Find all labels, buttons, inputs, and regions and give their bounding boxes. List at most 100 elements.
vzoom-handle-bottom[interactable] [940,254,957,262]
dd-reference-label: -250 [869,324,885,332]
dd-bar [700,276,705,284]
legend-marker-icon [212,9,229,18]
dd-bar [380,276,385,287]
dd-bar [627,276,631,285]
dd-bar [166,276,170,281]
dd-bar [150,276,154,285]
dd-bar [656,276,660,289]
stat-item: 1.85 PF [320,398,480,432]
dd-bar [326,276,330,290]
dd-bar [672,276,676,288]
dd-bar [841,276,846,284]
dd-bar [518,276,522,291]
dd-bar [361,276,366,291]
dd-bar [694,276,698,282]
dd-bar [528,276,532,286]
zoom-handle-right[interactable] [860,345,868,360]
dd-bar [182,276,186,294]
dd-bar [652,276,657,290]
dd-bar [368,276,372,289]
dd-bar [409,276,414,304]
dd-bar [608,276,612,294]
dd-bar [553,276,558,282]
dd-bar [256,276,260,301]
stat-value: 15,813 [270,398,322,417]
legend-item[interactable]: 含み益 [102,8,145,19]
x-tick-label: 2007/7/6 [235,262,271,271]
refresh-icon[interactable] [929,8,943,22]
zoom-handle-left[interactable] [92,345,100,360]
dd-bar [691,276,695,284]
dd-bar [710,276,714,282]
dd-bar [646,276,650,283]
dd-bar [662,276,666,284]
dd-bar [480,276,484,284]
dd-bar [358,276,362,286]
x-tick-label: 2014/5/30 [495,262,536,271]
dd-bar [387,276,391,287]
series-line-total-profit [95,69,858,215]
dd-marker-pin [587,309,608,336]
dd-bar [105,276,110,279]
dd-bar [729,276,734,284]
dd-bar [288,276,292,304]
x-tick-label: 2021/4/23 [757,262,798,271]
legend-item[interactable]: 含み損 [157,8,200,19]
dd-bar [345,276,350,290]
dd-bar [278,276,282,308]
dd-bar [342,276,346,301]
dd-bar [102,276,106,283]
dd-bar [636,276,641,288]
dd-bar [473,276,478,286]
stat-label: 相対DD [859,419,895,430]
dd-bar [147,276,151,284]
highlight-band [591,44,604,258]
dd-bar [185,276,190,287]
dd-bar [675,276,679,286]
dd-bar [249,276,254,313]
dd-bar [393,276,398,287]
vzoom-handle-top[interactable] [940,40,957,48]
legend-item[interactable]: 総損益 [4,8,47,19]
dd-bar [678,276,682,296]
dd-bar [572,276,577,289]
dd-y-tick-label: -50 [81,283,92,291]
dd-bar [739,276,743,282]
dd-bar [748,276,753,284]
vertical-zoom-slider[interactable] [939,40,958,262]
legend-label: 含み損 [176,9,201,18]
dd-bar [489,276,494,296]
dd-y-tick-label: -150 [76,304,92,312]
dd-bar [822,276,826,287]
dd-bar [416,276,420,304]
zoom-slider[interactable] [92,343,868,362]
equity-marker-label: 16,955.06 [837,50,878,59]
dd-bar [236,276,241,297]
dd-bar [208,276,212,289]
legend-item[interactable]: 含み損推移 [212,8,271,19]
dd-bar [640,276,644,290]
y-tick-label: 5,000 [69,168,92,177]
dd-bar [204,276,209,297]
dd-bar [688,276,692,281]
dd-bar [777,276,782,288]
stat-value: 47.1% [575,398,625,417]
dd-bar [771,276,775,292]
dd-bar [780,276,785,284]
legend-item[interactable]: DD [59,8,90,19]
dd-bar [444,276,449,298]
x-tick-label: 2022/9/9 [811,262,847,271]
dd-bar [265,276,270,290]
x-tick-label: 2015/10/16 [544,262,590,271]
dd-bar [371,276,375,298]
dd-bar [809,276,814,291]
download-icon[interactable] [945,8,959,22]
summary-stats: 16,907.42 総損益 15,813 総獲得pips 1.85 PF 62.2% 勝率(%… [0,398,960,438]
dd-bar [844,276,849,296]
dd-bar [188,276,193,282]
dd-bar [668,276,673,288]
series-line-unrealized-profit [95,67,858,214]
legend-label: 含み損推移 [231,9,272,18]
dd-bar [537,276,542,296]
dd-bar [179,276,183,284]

#####

> [Task requirements]
Could you rewrite the records above as a numbered list, from the first line through the line with "dd-bar [345,276,350,290]", both included, and leave out any blank lines?

> [Written solution]
1. Find all labels, buttons, inputs, and regions and give their bounding boxes. List at most 100 elements.
2. vzoom-handle-bottom[interactable] [940,254,957,262]
3. dd-reference-label: -250 [869,324,885,332]
4. dd-bar [700,276,705,284]
5. legend-marker-icon [212,9,229,18]
6. dd-bar [380,276,385,287]
7. dd-bar [627,276,631,285]
8. dd-bar [166,276,170,281]
9. dd-bar [150,276,154,285]
10. dd-bar [656,276,660,289]
11. stat-item: 1.85 PF [320,398,480,432]
12. dd-bar [326,276,330,290]
13. dd-bar [672,276,676,288]
14. dd-bar [841,276,846,284]
15. dd-bar [518,276,522,291]
16. dd-bar [361,276,366,291]
17. dd-bar [694,276,698,282]
18. dd-bar [528,276,532,286]
19. zoom-handle-right[interactable] [860,345,868,360]
20. dd-bar [182,276,186,294]
21. dd-bar [652,276,657,290]
22. dd-bar [368,276,372,289]
23. dd-bar [409,276,414,304]
24. dd-bar [608,276,612,294]
25. dd-bar [553,276,558,282]
26. dd-bar [256,276,260,301]
27. stat-value: 15,813 [270,398,322,417]
28. legend-item[interactable]: 含み益 [102,8,145,19]
29. x-tick-label: 2007/7/6 [235,262,271,271]
30. refresh-icon[interactable] [929,8,943,22]
31. zoom-handle-left[interactable] [92,345,100,360]
32. dd-bar [691,276,695,284]
33. dd-bar [710,276,714,282]
34. dd-bar [646,276,650,283]
35. dd-bar [662,276,666,284]
36. dd-bar [480,276,484,284]
37. dd-bar [358,276,362,286]
38. x-tick-label: 2014/5/30 [495,262,536,271]
39. dd-bar [387,276,391,287]
40. series-line-total-profit [95,69,858,215]
41. dd-marker-pin [587,309,608,336]
42. dd-bar [105,276,110,279]
43. dd-bar [729,276,734,284]
44. dd-bar [288,276,292,304]
45. x-tick-label: 2021/4/23 [757,262,798,271]
46. legend-item[interactable]: 含み損 [157,8,200,19]
47. dd-bar [345,276,350,290]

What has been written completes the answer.